··· RECORDS TO USE ···
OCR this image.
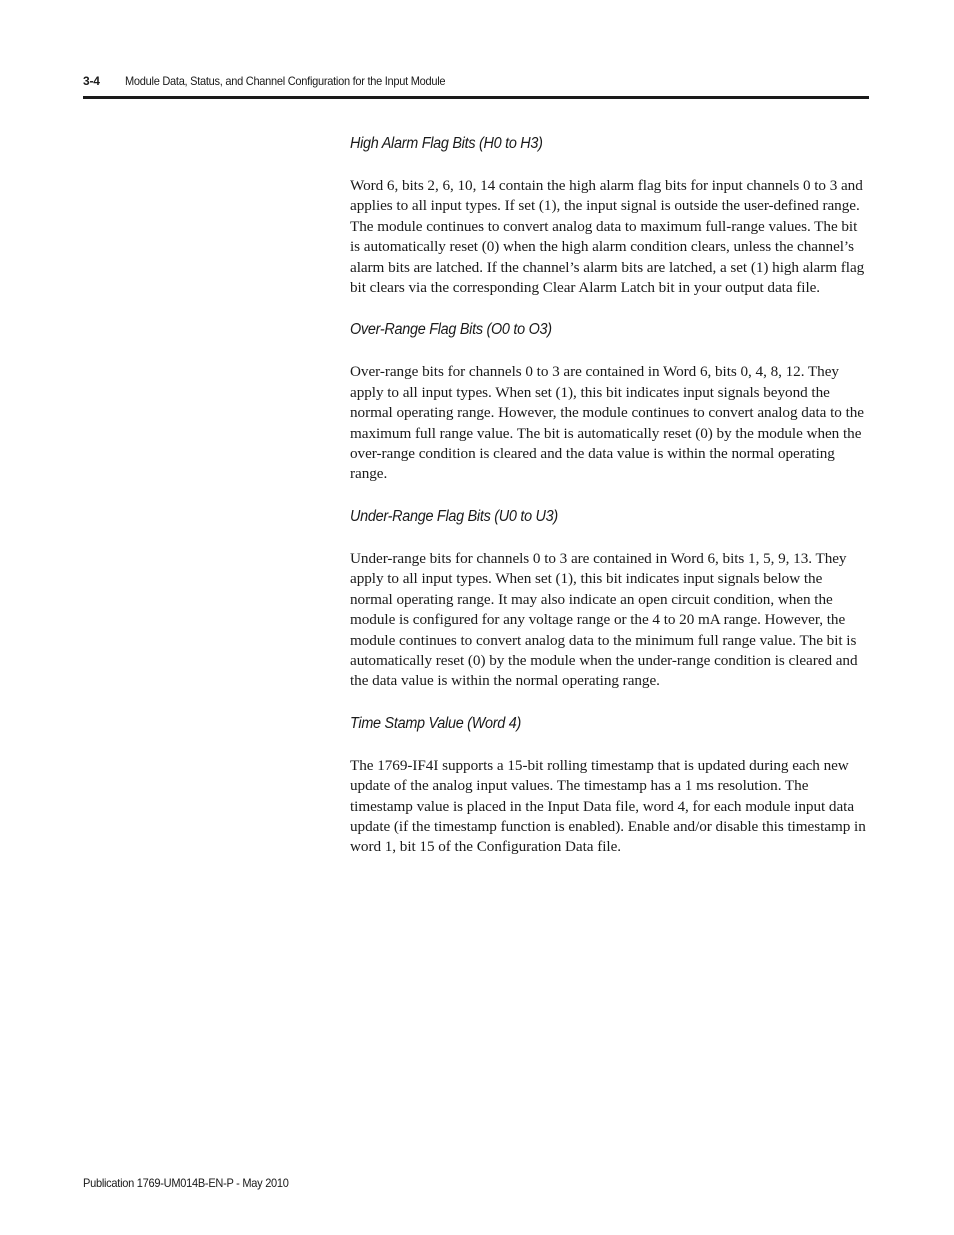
3-4 Module Data, Status, and Channel Configuration for the Input Module
High Alarm Flag Bits (H0 to H3)

Word 6, bits 2, 6, 10, 14 contain the high alarm flag bits for input channels 0 to 3 and applies to all input types. If set (1), the input signal is outside the user-defined range. The module continues to convert analog data to maximum full-range values. The bit is automatically reset (0) when the high alarm condition clears, unless the channel’s alarm bits are latched. If the channel’s alarm bits are latched, a set (1) high alarm flag bit clears via the corresponding Clear Alarm Latch bit in your output data file.

Over-Range Flag Bits (O0 to O3)

Over-range bits for channels 0 to 3 are contained in Word 6, bits 0, 4, 8, 12. They apply to all input types. When set (1), this bit indicates input signals beyond the normal operating range. However, the module continues to convert analog data to the maximum full range value. The bit is automatically reset (0) by the module when the over-range condition is cleared and the data value is within the normal operating range.

Under-Range Flag Bits (U0 to U3)

Under-range bits for channels 0 to 3 are contained in Word 6, bits 1, 5, 9, 13. They apply to all input types. When set (1), this bit indicates input signals below the normal operating range. It may also indicate an open circuit condition, when the module is configured for any voltage range or the 4 to 20 mA range. However, the module continues to convert analog data to the minimum full range value. The bit is automatically reset (0) by the module when the under-range condition is cleared and the data value is within the normal operating range.

Time Stamp Value (Word 4)

The 1769-IF4I supports a 15-bit rolling timestamp that is updated during each new update of the analog input values. The timestamp has a 1 ms resolution. The timestamp value is placed in the Input Data file, word 4, for each module input data update (if the timestamp function is enabled). Enable and/or disable this timestamp in word 1, bit 15 of the Configuration Data file.

Publication 1769-UM014B-EN-P - May 2010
···
◆ WHAT IS EXPECTED: Give an exact reproduction of every line, leaving out any picture.

◆ EXERCISE OUTPUT:
OCR this image.
3-4 Module Data, Status, and Channel Configuration for the Input Module
High Alarm Flag Bits (H0 to H3)

Word 6, bits 2, 6, 10, 14 contain the high alarm flag bits for input channels 0 to 3 and applies to all input types. If set (1), the input signal is outside the user-defined range. The module continues to convert analog data to maximum full-range values. The bit is automatically reset (0) when the high alarm condition clears, unless the channel’s alarm bits are latched. If the channel’s alarm bits are latched, a set (1) high alarm flag bit clears via the corresponding Clear Alarm Latch bit in your output data file.

Over-Range Flag Bits (O0 to O3)

Over-range bits for channels 0 to 3 are contained in Word 6, bits 0, 4, 8, 12. They apply to all input types. When set (1), this bit indicates input signals beyond the normal operating range. However, the module continues to convert analog data to the maximum full range value. The bit is automatically reset (0) by the module when the over-range condition is cleared and the data value is within the normal operating range.

Under-Range Flag Bits (U0 to U3)

Under-range bits for channels 0 to 3 are contained in Word 6, bits 1, 5, 9, 13. They apply to all input types. When set (1), this bit indicates input signals below the normal operating range. It may also indicate an open circuit condition, when the module is configured for any voltage range or the 4 to 20 mA range. However, the module continues to convert analog data to the minimum full range value. The bit is automatically reset (0) by the module when the under-range condition is cleared and the data value is within the normal operating range.

Time Stamp Value (Word 4)

The 1769-IF4I supports a 15-bit rolling timestamp that is updated during each new update of the analog input values. The timestamp has a 1 ms resolution. The timestamp value is placed in the Input Data file, word 4, for each module input data update (if the timestamp function is enabled). Enable and/or disable this timestamp in word 1, bit 15 of the Configuration Data file.

Publication 1769-UM014B-EN-P - May 2010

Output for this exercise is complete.